◆ **TASK BRIEF**:
The entries below are to be written out again without alteration.

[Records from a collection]
········

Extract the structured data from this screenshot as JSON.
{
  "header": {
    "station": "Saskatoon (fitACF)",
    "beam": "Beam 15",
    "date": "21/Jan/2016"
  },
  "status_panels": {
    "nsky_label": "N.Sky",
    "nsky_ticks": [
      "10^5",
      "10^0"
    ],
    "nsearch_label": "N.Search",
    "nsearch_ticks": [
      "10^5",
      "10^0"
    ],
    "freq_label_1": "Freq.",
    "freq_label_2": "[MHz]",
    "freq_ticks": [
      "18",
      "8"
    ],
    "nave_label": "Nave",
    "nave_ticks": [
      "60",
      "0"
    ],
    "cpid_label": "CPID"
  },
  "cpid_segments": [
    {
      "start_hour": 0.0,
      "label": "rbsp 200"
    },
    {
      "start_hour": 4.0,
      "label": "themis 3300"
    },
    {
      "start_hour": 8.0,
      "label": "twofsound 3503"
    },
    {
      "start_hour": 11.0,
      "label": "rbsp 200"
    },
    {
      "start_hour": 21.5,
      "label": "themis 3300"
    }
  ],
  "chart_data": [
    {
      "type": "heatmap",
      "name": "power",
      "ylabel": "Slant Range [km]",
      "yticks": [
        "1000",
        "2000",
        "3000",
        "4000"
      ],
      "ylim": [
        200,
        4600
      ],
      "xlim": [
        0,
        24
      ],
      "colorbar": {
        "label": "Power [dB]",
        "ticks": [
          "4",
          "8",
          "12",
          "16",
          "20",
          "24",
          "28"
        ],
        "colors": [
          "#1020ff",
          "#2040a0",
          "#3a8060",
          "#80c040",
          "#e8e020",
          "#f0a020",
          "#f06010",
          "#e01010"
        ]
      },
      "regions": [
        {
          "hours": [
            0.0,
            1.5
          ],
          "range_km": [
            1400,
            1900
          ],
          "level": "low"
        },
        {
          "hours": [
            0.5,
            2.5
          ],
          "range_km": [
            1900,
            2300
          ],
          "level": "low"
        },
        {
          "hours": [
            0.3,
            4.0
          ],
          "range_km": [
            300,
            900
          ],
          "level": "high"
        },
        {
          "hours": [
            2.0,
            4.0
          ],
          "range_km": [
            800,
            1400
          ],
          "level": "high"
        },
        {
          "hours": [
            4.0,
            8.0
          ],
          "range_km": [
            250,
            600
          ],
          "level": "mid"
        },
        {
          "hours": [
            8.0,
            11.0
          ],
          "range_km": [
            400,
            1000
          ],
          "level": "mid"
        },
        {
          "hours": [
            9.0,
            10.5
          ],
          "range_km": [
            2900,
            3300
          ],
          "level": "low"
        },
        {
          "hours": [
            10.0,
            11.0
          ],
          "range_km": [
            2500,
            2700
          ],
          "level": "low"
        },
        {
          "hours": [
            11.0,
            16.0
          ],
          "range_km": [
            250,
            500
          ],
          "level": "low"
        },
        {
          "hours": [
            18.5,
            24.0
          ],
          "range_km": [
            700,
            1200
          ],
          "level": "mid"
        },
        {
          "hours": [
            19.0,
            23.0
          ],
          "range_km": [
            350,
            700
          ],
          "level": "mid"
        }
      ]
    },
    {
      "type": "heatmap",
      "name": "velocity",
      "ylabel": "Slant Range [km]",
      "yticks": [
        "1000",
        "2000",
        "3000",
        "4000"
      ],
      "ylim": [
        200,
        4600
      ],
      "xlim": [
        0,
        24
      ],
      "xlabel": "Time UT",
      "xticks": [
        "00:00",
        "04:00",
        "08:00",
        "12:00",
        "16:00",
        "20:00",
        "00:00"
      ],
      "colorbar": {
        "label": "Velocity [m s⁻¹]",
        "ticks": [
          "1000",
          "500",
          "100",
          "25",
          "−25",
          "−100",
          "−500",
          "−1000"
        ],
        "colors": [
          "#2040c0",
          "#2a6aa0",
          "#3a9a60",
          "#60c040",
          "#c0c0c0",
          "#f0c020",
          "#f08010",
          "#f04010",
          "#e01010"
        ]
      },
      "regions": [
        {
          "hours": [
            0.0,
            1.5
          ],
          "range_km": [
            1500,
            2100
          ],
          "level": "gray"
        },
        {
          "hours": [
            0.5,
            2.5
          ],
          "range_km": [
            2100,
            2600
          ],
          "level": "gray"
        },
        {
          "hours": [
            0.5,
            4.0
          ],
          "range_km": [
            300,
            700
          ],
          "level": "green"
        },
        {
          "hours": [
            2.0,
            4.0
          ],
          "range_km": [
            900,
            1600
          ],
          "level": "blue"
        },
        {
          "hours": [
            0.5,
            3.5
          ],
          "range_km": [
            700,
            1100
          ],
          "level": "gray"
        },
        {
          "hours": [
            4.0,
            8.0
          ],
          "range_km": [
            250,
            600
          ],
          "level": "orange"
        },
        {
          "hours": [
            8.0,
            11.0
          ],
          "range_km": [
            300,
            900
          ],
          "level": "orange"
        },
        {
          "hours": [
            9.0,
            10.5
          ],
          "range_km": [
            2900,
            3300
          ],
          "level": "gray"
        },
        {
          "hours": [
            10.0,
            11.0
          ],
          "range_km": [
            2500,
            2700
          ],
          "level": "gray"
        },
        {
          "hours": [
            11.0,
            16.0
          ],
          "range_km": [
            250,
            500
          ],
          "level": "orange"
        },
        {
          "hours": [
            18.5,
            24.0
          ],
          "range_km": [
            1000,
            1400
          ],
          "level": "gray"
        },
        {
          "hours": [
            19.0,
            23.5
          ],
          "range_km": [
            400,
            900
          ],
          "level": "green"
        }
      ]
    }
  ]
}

········

◆ **WORKED ANSWER**:
Extract the structured data from this screenshot as JSON.
{
  "header": {
    "station": "Saskatoon (fitACF)",
    "beam": "Beam 15",
    "date": "21/Jan/2016"
  },
  "status_panels": {
    "nsky_label": "N.Sky",
    "nsky_ticks": [
      "10^5",
      "10^0"
    ],
    "nsearch_label": "N.Search",
    "nsearch_ticks": [
      "10^5",
      "10^0"
    ],
    "freq_label_1": "Freq.",
    "freq_label_2": "[MHz]",
    "freq_ticks": [
      "18",
      "8"
    ],
    "nave_label": "Nave",
    "nave_ticks": [
      "60",
      "0"
    ],
    "cpid_label": "CPID"
  },
  "cpid_segments": [
    {
      "start_hour": 0.0,
      "label": "rbsp 200"
    },
    {
      "start_hour": 4.0,
      "label": "themis 3300"
    },
    {
      "start_hour": 8.0,
      "label": "twofsound 3503"
    },
    {
      "start_hour": 11.0,
      "label": "rbsp 200"
    },
    {
      "start_hour": 21.5,
      "label": "themis 3300"
    }
  ],
  "chart_data": [
    {
      "type": "heatmap",
      "name": "power",
      "ylabel": "Slant Range [km]",
      "yticks": [
        "1000",
        "2000",
        "3000",
        "4000"
      ],
      "ylim": [
        200,
        4600
      ],
      "xlim": [
        0,
        24
      ],
      "colorbar": {
        "label": "Power [dB]",
        "ticks": [
          "4",
          "8",
          "12",
          "16",
          "20",
          "24",
          "28"
        ],
        "colors": [
          "#1020ff",
          "#2040a0",
          "#3a8060",
          "#80c040",
          "#e8e020",
          "#f0a020",
          "#f06010",
          "#e01010"
        ]
      },
      "regions": [
        {
          "hours": [
            0.0,
            1.5
          ],
          "range_km": [
            1400,
            1900
          ],
          "level": "low"
        },
        {
          "hours": [
            0.5,
            2.5
          ],
          "range_km": [
            1900,
            2300
          ],
          "level": "low"
        },
        {
          "hours": [
            0.3,
            4.0
          ],
          "range_km": [
            300,
            900
          ],
          "level": "high"
        },
        {
          "hours": [
            2.0,
            4.0
          ],
          "range_km": [
            800,
            1400
          ],
          "level": "high"
        },
        {
          "hours": [
            4.0,
            8.0
          ],
          "range_km": [
            250,
            600
          ],
          "level": "mid"
        },
        {
          "hours": [
            8.0,
            11.0
          ],
          "range_km": [
            400,
            1000
          ],
          "level": "mid"
        },
        {
          "hours": [
            9.0,
            10.5
          ],
          "range_km": [
            2900,
            3300
          ],
          "level": "low"
        },
        {
          "hours": [
            10.0,
            11.0
          ],
          "range_km": [
            2500,
            2700
          ],
          "level": "low"
        },
        {
          "hours": [
            11.0,
            16.0
          ],
          "range_km": [
            250,
            500
          ],
          "level": "low"
        },
        {
          "hours": [
            18.5,
            24.0
          ],
          "range_km": [
            700,
            1200
          ],
          "level": "mid"
        },
        {
          "hours": [
            19.0,
            23.0
          ],
          "range_km": [
            350,
            700
          ],
          "level": "mid"
        }
      ]
    },
    {
      "type": "heatmap",
      "name": "velocity",
      "ylabel": "Slant Range [km]",
      "yticks": [
        "1000",
        "2000",
        "3000",
        "4000"
      ],
      "ylim": [
        200,
        4600
      ],
      "xlim": [
        0,
        24
      ],
      "xlabel": "Time UT",
      "xticks": [
        "00:00",
        "04:00",
        "08:00",
        "12:00",
        "16:00",
        "20:00",
        "00:00"
      ],
      "colorbar": {
        "label": "Velocity [m s⁻¹]",
        "ticks": [
          "1000",
          "500",
          "100",
          "25",
          "−25",
          "−100",
          "−500",
          "−1000"
        ],
        "colors": [
          "#2040c0",
          "#2a6aa0",
          "#3a9a60",
          "#60c040",
          "#c0c0c0",
          "#f0c020",
          "#f08010",
          "#f04010",
          "#e01010"
        ]
      },
      "regions": [
        {
          "hours": [
            0.0,
            1.5
          ],
          "range_km": [
            1500,
            2100
          ],
          "level": "gray"
        },
        {
          "hours": [
            0.5,
            2.5
          ],
          "range_km": [
            2100,
            2600
          ],
          "level": "gray"
        },
        {
          "hours": [
            0.5,
            4.0
          ],
          "range_km": [
            300,
            700
          ],
          "level": "green"
        },
        {
          "hours": [
            2.0,
            4.0
          ],
          "range_km": [
            900,
            1600
          ],
          "level": "blue"
        },
        {
          "hours": [
            0.5,
            3.5
          ],
          "range_km": [
            700,
            1100
          ],
          "level": "gray"
        },
        {
          "hours": [
            4.0,
            8.0
          ],
          "range_km": [
            250,
            600
          ],
          "level": "orange"
        },
        {
          "hours": [
            8.0,
            11.0
          ],
          "range_km": [
            300,
            900
          ],
          "level": "orange"
        },
        {
          "hours": [
            9.0,
            10.5
          ],
          "range_km": [
            2900,
            3300
          ],
          "level": "gray"
        },
        {
          "hours": [
            10.0,
            11.0
          ],
          "range_km": [
            2500,
            2700
          ],
          "level": "gray"
        },
        {
          "hours": [
            11.0,
            16.0
          ],
          "range_km": [
            250,
            500
          ],
          "level": "orange"
        },
        {
          "hours": [
            18.5,
            24.0
          ],
          "range_km": [
            1000,
            1400
          ],
          "level": "gray"
        },
        {
          "hours": [
            19.0,
            23.5
          ],
          "range_km": [
            400,
            900
          ],
          "level": "green"
        }
      ]
    }
  ]
}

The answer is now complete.